▶ _Tekstfragment_
■ ■ ■ ■ ■ ■ ■
Volstrekt niet! Ik ga nooit langs omwegen. Ik heb dat boek genoemd: Koffieveilingen, wyl 't inderdaad daarover handelt. (Zie Deel I, pag. 294) Het boek is een epigram, Nederlanders, en misschien weet ge, dat men 't zwaartepunt van zo'n stuk moet zoeken in den laatsten regel. Later zal men erkennen, dat die titel van 'n verdrietige juistheid is.
De schryver van 't stuk in de Deutsche Jahrbücher heeft niet aandachtiger gelezen dan de meesten. Hy komt, na zeer uitvoerige, maar oppervlakkige behandeling van myn werk, tot de conclusie: dat Vry-arbeid zo'n schone zaak is. Arme Saïdjah!
(1864), en wy hebben 't recht te vragen of de verklaring
van den minister, by de aanvaarding van zyn bewind: ‘dat hy 't algemeen belang zou bevorderen, en niet dat van een party’ moet worden opgevat met dezelfde stiptheid, als de titels der ‘werken’ van den heer Thorbecke.
■ ■ ■ ■ ■ ■ ■
▶ _Verplichte opdracht_
Druk uit het tekstfragment ongewijzigd alles af van "Volstrekt niet! Ik" tot en met "verdrietige juistheid is.". De gegevens die volgen hebben geen enkel verband met het tekstfragment.

▶ _Gegevens_
■ ■ ■ ■ ■ ■ ■
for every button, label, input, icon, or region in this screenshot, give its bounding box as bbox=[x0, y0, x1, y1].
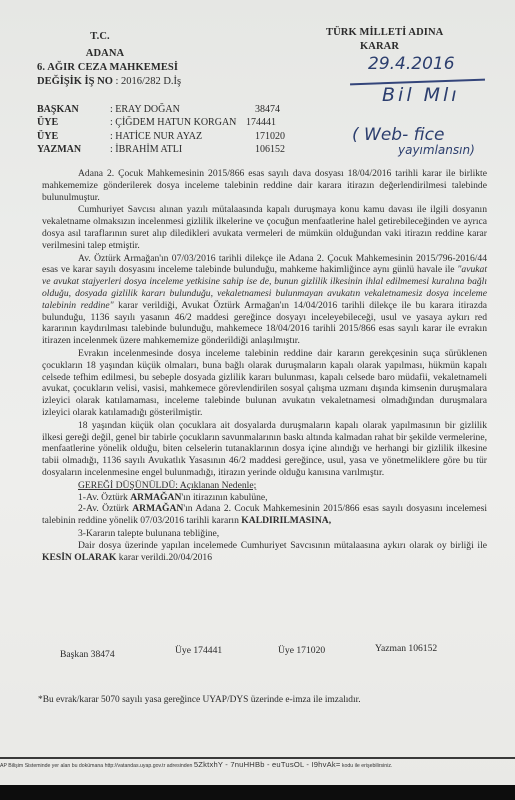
■ ■ ■ ■ ■ ■ ■
▶ _Schriftelijk antwoord_
Volstrekt niet! Ik ga nooit langs omwegen. Ik heb dat boek genoemd: Koffieveilingen, wyl 't inderdaad daarover handelt. (Zie Deel I, pag. 294) Het boek is een epigram, Nederlanders, en misschien weet ge, dat men 't zwaartepunt van zo'n stuk moet zoeken in den laatsten regel. Later zal men erkennen, dat die titel van 'n verdrietige juistheid is.